EXERCISE REQUIREMENTS:
Check every line of the entries below for the word "Where", and copy the ones that have it.

GIVEN RECORDS:
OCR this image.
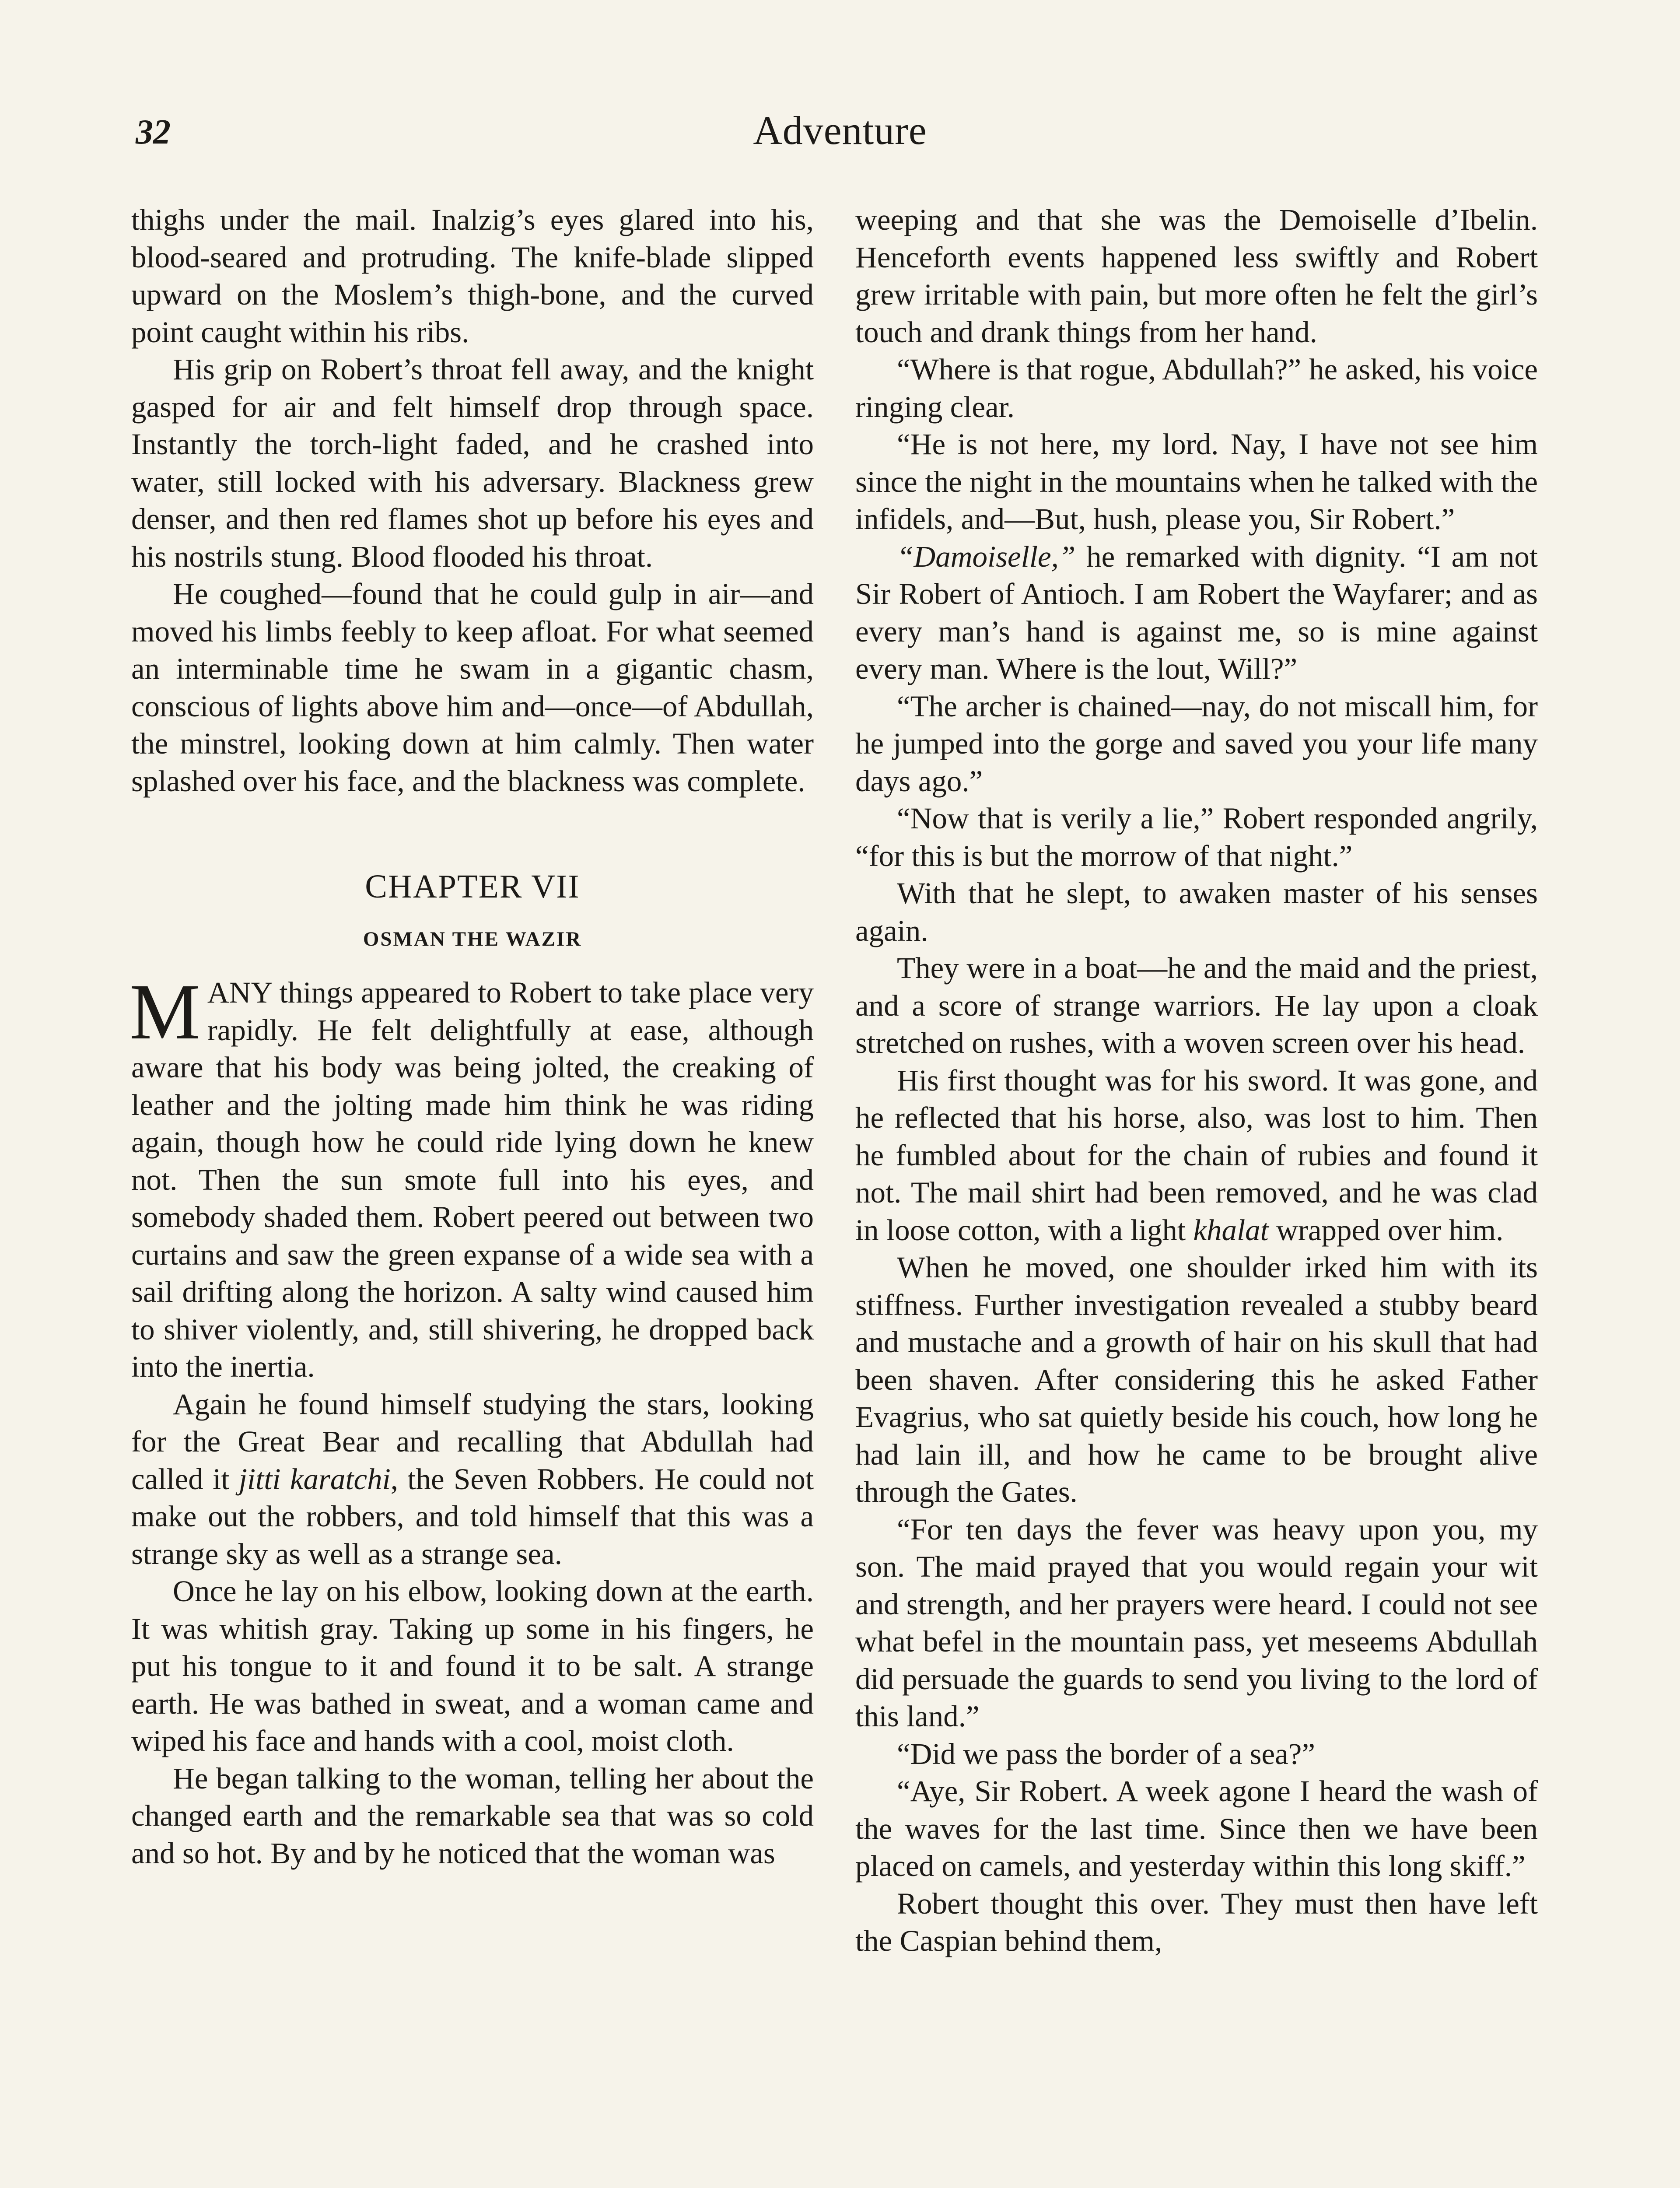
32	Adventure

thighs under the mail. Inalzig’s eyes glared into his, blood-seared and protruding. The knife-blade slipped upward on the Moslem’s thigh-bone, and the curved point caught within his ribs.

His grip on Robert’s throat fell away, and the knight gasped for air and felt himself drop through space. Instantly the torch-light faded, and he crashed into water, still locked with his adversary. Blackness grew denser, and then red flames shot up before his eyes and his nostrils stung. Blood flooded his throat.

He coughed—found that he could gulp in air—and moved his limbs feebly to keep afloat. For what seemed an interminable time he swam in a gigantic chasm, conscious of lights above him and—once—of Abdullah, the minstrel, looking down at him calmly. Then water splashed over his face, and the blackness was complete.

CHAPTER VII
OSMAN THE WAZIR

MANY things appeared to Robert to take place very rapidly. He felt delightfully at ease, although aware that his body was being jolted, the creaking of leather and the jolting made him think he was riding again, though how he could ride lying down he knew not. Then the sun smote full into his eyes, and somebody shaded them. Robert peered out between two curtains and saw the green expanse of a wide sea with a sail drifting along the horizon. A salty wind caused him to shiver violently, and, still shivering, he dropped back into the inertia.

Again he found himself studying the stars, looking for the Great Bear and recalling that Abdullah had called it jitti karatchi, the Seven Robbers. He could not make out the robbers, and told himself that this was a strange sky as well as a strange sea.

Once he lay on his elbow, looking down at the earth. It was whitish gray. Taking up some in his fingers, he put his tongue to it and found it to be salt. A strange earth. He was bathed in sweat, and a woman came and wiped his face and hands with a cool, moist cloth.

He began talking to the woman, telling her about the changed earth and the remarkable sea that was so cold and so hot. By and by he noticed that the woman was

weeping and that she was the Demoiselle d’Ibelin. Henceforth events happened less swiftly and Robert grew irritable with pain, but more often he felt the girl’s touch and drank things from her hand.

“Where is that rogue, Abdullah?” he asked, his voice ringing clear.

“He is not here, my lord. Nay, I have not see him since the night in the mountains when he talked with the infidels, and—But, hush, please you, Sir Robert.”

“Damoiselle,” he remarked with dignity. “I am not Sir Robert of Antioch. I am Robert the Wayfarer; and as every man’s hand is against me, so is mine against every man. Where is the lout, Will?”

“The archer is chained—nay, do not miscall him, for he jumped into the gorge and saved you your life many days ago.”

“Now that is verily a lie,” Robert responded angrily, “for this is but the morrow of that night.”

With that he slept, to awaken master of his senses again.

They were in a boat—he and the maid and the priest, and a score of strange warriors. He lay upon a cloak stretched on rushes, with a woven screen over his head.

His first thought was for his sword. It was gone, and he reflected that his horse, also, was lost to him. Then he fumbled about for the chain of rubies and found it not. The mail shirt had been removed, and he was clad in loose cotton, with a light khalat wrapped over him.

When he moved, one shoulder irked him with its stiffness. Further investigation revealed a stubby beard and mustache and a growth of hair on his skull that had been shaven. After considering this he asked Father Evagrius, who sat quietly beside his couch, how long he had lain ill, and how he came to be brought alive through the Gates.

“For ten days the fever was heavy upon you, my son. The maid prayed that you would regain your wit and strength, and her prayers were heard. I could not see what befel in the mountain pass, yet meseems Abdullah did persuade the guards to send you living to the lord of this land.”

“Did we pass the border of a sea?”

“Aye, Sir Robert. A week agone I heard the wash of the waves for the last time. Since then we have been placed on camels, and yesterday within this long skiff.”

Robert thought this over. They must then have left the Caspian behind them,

* * *

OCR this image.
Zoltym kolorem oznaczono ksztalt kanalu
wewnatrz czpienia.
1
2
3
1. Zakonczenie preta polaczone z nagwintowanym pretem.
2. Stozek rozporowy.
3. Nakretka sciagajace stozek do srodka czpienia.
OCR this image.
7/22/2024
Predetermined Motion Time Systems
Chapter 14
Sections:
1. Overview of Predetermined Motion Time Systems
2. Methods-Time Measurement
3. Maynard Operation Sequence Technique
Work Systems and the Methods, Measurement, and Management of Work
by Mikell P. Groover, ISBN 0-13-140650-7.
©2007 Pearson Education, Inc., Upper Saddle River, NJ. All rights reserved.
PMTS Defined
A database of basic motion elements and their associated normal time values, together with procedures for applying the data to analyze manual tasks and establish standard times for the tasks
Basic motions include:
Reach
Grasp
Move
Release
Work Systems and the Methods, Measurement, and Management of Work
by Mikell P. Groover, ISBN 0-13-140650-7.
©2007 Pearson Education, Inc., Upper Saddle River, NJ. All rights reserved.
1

SOLVED PROBLEM:
“Where is that rogue, Abdullah?” he asked, his voice ringing clear.
“Damoiselle,” he remarked with dignity. “I am not Sir Robert of Antioch. I am Robert the Wayfarer; and as every man’s hand is against me, so is mine against every man. Where is the lout, Will?”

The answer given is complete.